**TO BE DONE:** Copy out all the data, word for word.
# Start of TASK INPUTS
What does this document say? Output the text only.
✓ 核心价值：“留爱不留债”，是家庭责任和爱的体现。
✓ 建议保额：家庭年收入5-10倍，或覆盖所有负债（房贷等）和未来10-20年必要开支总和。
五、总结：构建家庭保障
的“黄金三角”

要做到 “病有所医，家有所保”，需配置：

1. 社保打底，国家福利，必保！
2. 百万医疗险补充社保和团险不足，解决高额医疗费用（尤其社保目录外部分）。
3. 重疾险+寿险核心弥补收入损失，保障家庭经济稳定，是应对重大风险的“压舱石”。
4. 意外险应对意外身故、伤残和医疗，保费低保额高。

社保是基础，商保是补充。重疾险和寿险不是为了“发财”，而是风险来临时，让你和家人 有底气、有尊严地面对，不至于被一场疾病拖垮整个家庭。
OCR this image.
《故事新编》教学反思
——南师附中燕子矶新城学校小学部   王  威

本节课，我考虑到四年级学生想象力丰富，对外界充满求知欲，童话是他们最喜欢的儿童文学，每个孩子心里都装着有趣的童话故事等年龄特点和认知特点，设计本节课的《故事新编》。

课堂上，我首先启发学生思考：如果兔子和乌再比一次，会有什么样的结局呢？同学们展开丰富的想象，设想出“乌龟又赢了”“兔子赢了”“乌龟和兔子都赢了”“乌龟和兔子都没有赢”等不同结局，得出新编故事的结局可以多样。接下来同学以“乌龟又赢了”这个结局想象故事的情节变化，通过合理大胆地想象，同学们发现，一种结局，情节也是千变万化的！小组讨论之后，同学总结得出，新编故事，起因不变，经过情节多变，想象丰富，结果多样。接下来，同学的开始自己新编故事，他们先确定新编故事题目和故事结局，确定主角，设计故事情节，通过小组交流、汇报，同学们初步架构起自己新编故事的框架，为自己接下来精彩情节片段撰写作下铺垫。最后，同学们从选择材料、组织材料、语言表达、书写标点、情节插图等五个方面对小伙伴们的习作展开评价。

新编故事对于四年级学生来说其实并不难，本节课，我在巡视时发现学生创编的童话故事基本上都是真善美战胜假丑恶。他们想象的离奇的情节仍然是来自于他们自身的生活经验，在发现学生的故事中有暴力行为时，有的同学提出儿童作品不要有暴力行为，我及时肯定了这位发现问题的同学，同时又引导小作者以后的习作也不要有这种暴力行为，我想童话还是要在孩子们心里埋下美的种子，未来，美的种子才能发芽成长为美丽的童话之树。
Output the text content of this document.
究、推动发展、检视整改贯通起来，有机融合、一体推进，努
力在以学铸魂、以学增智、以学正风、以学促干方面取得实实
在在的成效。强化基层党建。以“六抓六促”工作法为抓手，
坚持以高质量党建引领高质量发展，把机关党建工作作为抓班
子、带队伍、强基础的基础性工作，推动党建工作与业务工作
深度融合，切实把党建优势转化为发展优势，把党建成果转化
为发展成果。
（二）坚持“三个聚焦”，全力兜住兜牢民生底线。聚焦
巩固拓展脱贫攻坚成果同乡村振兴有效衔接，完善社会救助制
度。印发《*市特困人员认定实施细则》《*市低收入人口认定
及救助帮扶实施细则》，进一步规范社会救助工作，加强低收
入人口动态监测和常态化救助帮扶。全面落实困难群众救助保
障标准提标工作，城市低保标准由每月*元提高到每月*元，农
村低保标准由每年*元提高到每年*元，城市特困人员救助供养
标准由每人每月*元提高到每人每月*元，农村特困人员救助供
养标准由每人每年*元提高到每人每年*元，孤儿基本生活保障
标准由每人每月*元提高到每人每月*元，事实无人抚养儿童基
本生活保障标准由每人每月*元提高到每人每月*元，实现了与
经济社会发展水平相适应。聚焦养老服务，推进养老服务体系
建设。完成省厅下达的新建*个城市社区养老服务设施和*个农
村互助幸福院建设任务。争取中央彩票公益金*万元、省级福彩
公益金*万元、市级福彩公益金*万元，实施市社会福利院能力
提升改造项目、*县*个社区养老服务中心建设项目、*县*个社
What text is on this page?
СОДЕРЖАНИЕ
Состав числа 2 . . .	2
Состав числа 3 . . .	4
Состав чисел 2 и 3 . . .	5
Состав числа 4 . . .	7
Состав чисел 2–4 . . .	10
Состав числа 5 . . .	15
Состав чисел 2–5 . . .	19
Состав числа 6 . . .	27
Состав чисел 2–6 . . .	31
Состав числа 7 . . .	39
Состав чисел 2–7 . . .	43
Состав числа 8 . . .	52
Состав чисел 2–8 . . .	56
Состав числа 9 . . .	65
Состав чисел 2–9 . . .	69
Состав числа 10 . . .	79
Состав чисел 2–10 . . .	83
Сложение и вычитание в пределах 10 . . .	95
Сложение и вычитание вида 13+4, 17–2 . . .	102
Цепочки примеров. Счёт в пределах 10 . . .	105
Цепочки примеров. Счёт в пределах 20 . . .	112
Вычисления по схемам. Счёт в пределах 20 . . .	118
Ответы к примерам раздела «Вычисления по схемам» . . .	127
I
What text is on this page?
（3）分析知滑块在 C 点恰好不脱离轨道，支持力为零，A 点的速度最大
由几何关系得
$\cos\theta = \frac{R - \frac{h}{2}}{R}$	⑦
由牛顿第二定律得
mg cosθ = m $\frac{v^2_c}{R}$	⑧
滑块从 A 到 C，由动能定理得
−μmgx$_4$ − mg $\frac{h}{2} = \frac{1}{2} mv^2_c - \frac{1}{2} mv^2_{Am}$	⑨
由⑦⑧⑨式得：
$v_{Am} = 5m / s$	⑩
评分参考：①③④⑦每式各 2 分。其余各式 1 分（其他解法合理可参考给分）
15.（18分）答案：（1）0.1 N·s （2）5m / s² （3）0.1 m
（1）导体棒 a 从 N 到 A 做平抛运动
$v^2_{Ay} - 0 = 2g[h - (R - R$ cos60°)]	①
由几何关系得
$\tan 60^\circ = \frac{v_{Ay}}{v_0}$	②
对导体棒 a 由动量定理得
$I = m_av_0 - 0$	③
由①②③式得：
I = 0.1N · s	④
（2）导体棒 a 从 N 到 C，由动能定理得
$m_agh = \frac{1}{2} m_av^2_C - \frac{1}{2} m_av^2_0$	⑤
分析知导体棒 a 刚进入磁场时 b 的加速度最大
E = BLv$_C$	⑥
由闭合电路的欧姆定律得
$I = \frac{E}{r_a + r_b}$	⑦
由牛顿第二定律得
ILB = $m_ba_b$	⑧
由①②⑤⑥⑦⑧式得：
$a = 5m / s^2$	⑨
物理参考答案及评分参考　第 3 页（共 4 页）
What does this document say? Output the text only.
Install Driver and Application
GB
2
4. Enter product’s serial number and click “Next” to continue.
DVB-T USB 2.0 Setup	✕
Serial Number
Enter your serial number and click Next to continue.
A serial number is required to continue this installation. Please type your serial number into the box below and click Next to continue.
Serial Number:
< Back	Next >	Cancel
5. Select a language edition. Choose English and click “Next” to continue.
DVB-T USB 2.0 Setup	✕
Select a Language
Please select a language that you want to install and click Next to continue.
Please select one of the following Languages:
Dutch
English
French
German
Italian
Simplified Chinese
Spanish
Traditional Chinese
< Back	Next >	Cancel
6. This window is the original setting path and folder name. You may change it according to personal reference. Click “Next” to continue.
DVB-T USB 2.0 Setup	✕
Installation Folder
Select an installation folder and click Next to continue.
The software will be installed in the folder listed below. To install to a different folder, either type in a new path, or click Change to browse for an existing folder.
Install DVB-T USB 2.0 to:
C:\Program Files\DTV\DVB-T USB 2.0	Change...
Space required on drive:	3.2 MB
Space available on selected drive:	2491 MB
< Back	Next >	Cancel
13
# End of TASK INPUTS
**OUTPUT OF THE TASK:**
What does this document say? Output the text only.
✓ 核心价值：“留爱不留债”，是家庭责任和爱的体现。
✓ 建议保额：家庭年收入5-10倍，或覆盖所有负债（房贷等）和未来10-20年必要开支总和。
五、总结：构建家庭保障
的“黄金三角”

要做到 “病有所医，家有所保”，需配置：

1. 社保打底，国家福利，必保！
2. 百万医疗险补充社保和团险不足，解决高额医疗费用（尤其社保目录外部分）。
3. 重疾险+寿险核心弥补收入损失，保障家庭经济稳定，是应对重大风险的“压舱石”。
4. 意外险应对意外身故、伤残和医疗，保费低保额高。

社保是基础，商保是补充。重疾险和寿险不是为了“发财”，而是风险来临时，让你和家人 有底气、有尊严地面对，不至于被一场疾病拖垮整个家庭。
OCR this image.
《故事新编》教学反思
——南师附中燕子矶新城学校小学部   王  威

本节课，我考虑到四年级学生想象力丰富，对外界充满求知欲，童话是他们最喜欢的儿童文学，每个孩子心里都装着有趣的童话故事等年龄特点和认知特点，设计本节课的《故事新编》。

课堂上，我首先启发学生思考：如果兔子和乌再比一次，会有什么样的结局呢？同学们展开丰富的想象，设想出“乌龟又赢了”“兔子赢了”“乌龟和兔子都赢了”“乌龟和兔子都没有赢”等不同结局，得出新编故事的结局可以多样。接下来同学以“乌龟又赢了”这个结局想象故事的情节变化，通过合理大胆地想象，同学们发现，一种结局，情节也是千变万化的！小组讨论之后，同学总结得出，新编故事，起因不变，经过情节多变，想象丰富，结果多样。接下来，同学的开始自己新编故事，他们先确定新编故事题目和故事结局，确定主角，设计故事情节，通过小组交流、汇报，同学们初步架构起自己新编故事的框架，为自己接下来精彩情节片段撰写作下铺垫。最后，同学们从选择材料、组织材料、语言表达、书写标点、情节插图等五个方面对小伙伴们的习作展开评价。

新编故事对于四年级学生来说其实并不难，本节课，我在巡视时发现学生创编的童话故事基本上都是真善美战胜假丑恶。他们想象的离奇的情节仍然是来自于他们自身的生活经验，在发现学生的故事中有暴力行为时，有的同学提出儿童作品不要有暴力行为，我及时肯定了这位发现问题的同学，同时又引导小作者以后的习作也不要有这种暴力行为，我想童话还是要在孩子们心里埋下美的种子，未来，美的种子才能发芽成长为美丽的童话之树。
Output the text content of this document.
究、推动发展、检视整改贯通起来，有机融合、一体推进，努
力在以学铸魂、以学增智、以学正风、以学促干方面取得实实
在在的成效。强化基层党建。以“六抓六促”工作法为抓手，
坚持以高质量党建引领高质量发展，把机关党建工作作为抓班
子、带队伍、强基础的基础性工作，推动党建工作与业务工作
深度融合，切实把党建优势转化为发展优势，把党建成果转化
为发展成果。
（二）坚持“三个聚焦”，全力兜住兜牢民生底线。聚焦
巩固拓展脱贫攻坚成果同乡村振兴有效衔接，完善社会救助制
度。印发《*市特困人员认定实施细则》《*市低收入人口认定
及救助帮扶实施细则》，进一步规范社会救助工作，加强低收
入人口动态监测和常态化救助帮扶。全面落实困难群众救助保
障标准提标工作，城市低保标准由每月*元提高到每月*元，农
村低保标准由每年*元提高到每年*元，城市特困人员救助供养
标准由每人每月*元提高到每人每月*元，农村特困人员救助供
养标准由每人每年*元提高到每人每年*元，孤儿基本生活保障
标准由每人每月*元提高到每人每月*元，事实无人抚养儿童基
本生活保障标准由每人每月*元提高到每人每月*元，实现了与
经济社会发展水平相适应。聚焦养老服务，推进养老服务体系
建设。完成省厅下达的新建*个城市社区养老服务设施和*个农
村互助幸福院建设任务。争取中央彩票公益金*万元、省级福彩
公益金*万元、市级福彩公益金*万元，实施市社会福利院能力
提升改造项目、*县*个社区养老服务中心建设项目、*县*个社
What text is on this page?
СОДЕРЖАНИЕ
Состав числа 2 . . .	2
Состав числа 3 . . .	4
Состав чисел 2 и 3 . . .	5
Состав числа 4 . . .	7
Состав чисел 2–4 . . .	10
Состав числа 5 . . .	15
Состав чисел 2–5 . . .	19
Состав числа 6 . . .	27
Состав чисел 2–6 . . .	31
Состав числа 7 . . .	39
Состав чисел 2–7 . . .	43
Состав числа 8 . . .	52
Состав чисел 2–8 . . .	56
Состав числа 9 . . .	65
Состав чисел 2–9 . . .	69
Состав числа 10 . . .	79
Состав чисел 2–10 . . .	83
Сложение и вычитание в пределах 10 . . .	95
Сложение и вычитание вида 13+4, 17–2 . . .	102
Цепочки примеров. Счёт в пределах 10 . . .	105
Цепочки примеров. Счёт в пределах 20 . . .	112
Вычисления по схемам. Счёт в пределах 20 . . .	118
Ответы к примерам раздела «Вычисления по схемам» . . .	127
I
What text is on this page?
（3）分析知滑块在 C 点恰好不脱离轨道，支持力为零，A 点的速度最大
由几何关系得
$\cos\theta = \frac{R - \frac{h}{2}}{R}$	⑦
由牛顿第二定律得
mg cosθ = m $\frac{v^2_c}{R}$	⑧
滑块从 A 到 C，由动能定理得
−μmgx$_4$ − mg $\frac{h}{2} = \frac{1}{2} mv^2_c - \frac{1}{2} mv^2_{Am}$	⑨
由⑦⑧⑨式得：
$v_{Am} = 5m / s$	⑩
评分参考：①③④⑦每式各 2 分。其余各式 1 分（其他解法合理可参考给分）
15.（18分）答案：（1）0.1 N·s （2）5m / s² （3）0.1 m
（1）导体棒 a 从 N 到 A 做平抛运动
$v^2_{Ay} - 0 = 2g[h - (R - R$ cos60°)]	①
由几何关系得
$\tan 60^\circ = \frac{v_{Ay}}{v_0}$	②
对导体棒 a 由动量定理得
$I = m_av_0 - 0$	③
由①②③式得：
I = 0.1N · s	④
（2）导体棒 a 从 N 到 C，由动能定理得
$m_agh = \frac{1}{2} m_av^2_C - \frac{1}{2} m_av^2_0$	⑤
分析知导体棒 a 刚进入磁场时 b 的加速度最大
E = BLv$_C$	⑥
由闭合电路的欧姆定律得
$I = \frac{E}{r_a + r_b}$	⑦
由牛顿第二定律得
ILB = $m_ba_b$	⑧
由①②⑤⑥⑦⑧式得：
$a = 5m / s^2$	⑨
物理参考答案及评分参考　第 3 页（共 4 页）
What does this document say? Output the text only.
Install Driver and Application
GB
2
4. Enter product’s serial number and click “Next” to continue.
DVB-T USB 2.0 Setup	✕
Serial Number
Enter your serial number and click Next to continue.
A serial number is required to continue this installation. Please type your serial number into the box below and click Next to continue.
Serial Number:
< Back	Next >	Cancel
5. Select a language edition. Choose English and click “Next” to continue.
DVB-T USB 2.0 Setup	✕
Select a Language
Please select a language that you want to install and click Next to continue.
Please select one of the following Languages:
Dutch
English
French
German
Italian
Simplified Chinese
Spanish
Traditional Chinese
< Back	Next >	Cancel
6. This window is the original setting path and folder name. You may change it according to personal reference. Click “Next” to continue.
DVB-T USB 2.0 Setup	✕
Installation Folder
Select an installation folder and click Next to continue.
The software will be installed in the folder listed below. To install to a different folder, either type in a new path, or click Change to browse for an existing folder.
Install DVB-T USB 2.0 to:
C:\Program Files\DTV\DVB-T USB 2.0	Change...
Space required on drive:	3.2 MB
Space available on selected drive:	2491 MB
< Back	Next >	Cancel
13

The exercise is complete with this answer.